• [Exercise objective]:
Nothing may be added, dropped, or altered; restate the listing word for word.

+---+

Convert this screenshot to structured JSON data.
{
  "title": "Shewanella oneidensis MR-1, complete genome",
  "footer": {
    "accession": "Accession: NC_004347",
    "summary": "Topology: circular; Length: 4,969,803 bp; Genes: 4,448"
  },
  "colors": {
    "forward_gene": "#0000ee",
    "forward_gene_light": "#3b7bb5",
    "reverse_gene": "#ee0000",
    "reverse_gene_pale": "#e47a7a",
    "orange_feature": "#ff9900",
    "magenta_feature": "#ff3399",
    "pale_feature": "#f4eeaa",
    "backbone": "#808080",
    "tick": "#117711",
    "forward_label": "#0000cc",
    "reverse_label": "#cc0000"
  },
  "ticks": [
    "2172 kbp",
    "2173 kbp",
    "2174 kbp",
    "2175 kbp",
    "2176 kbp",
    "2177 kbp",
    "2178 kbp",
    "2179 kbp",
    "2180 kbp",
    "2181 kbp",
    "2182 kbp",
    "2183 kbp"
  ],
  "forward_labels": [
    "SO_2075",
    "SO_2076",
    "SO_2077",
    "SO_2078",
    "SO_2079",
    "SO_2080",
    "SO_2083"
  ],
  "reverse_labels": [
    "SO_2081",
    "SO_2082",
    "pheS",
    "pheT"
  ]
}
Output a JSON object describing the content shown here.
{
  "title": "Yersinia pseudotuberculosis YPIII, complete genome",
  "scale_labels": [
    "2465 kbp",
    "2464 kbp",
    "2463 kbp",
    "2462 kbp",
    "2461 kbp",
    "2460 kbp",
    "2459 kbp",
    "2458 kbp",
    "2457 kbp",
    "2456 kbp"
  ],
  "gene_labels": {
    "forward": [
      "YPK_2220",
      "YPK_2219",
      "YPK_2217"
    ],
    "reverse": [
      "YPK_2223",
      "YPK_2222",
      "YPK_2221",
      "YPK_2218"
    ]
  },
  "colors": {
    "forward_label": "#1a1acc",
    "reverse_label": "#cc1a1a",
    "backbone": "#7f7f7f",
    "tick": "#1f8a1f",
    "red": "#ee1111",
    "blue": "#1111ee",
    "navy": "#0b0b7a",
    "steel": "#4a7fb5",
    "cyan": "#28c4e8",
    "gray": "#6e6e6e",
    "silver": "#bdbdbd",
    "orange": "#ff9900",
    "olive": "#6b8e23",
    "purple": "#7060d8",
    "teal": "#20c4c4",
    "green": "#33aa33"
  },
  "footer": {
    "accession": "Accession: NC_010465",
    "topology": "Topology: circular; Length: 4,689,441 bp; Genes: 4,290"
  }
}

+---+

• [Response to the task]:
Convert this screenshot to structured JSON data.
{
  "title": "Shewanella oneidensis MR-1, complete genome",
  "footer": {
    "accession": "Accession: NC_004347",
    "summary": "Topology: circular; Length: 4,969,803 bp; Genes: 4,448"
  },
  "colors": {
    "forward_gene": "#0000ee",
    "forward_gene_light": "#3b7bb5",
    "reverse_gene": "#ee0000",
    "reverse_gene_pale": "#e47a7a",
    "orange_feature": "#ff9900",
    "magenta_feature": "#ff3399",
    "pale_feature": "#f4eeaa",
    "backbone": "#808080",
    "tick": "#117711",
    "forward_label": "#0000cc",
    "reverse_label": "#cc0000"
  },
  "ticks": [
    "2172 kbp",
    "2173 kbp",
    "2174 kbp",
    "2175 kbp",
    "2176 kbp",
    "2177 kbp",
    "2178 kbp",
    "2179 kbp",
    "2180 kbp",
    "2181 kbp",
    "2182 kbp",
    "2183 kbp"
  ],
  "forward_labels": [
    "SO_2075",
    "SO_2076",
    "SO_2077",
    "SO_2078",
    "SO_2079",
    "SO_2080",
    "SO_2083"
  ],
  "reverse_labels": [
    "SO_2081",
    "SO_2082",
    "pheS",
    "pheT"
  ]
}
Output a JSON object describing the content shown here.
{
  "title": "Yersinia pseudotuberculosis YPIII, complete genome",
  "scale_labels": [
    "2465 kbp",
    "2464 kbp",
    "2463 kbp",
    "2462 kbp",
    "2461 kbp",
    "2460 kbp",
    "2459 kbp",
    "2458 kbp",
    "2457 kbp",
    "2456 kbp"
  ],
  "gene_labels": {
    "forward": [
      "YPK_2220",
      "YPK_2219",
      "YPK_2217"
    ],
    "reverse": [
      "YPK_2223",
      "YPK_2222",
      "YPK_2221",
      "YPK_2218"
    ]
  },
  "colors": {
    "forward_label": "#1a1acc",
    "reverse_label": "#cc1a1a",
    "backbone": "#7f7f7f",
    "tick": "#1f8a1f",
    "red": "#ee1111",
    "blue": "#1111ee",
    "navy": "#0b0b7a",
    "steel": "#4a7fb5",
    "cyan": "#28c4e8",
    "gray": "#6e6e6e",
    "silver": "#bdbdbd",
    "orange": "#ff9900",
    "olive": "#6b8e23",
    "purple": "#7060d8",
    "teal": "#20c4c4",
    "green": "#33aa33"
  },
  "footer": {
    "accession": "Accession: NC_010465",
    "topology": "Topology: circular; Length: 4,689,441 bp; Genes: 4,290"
  }
}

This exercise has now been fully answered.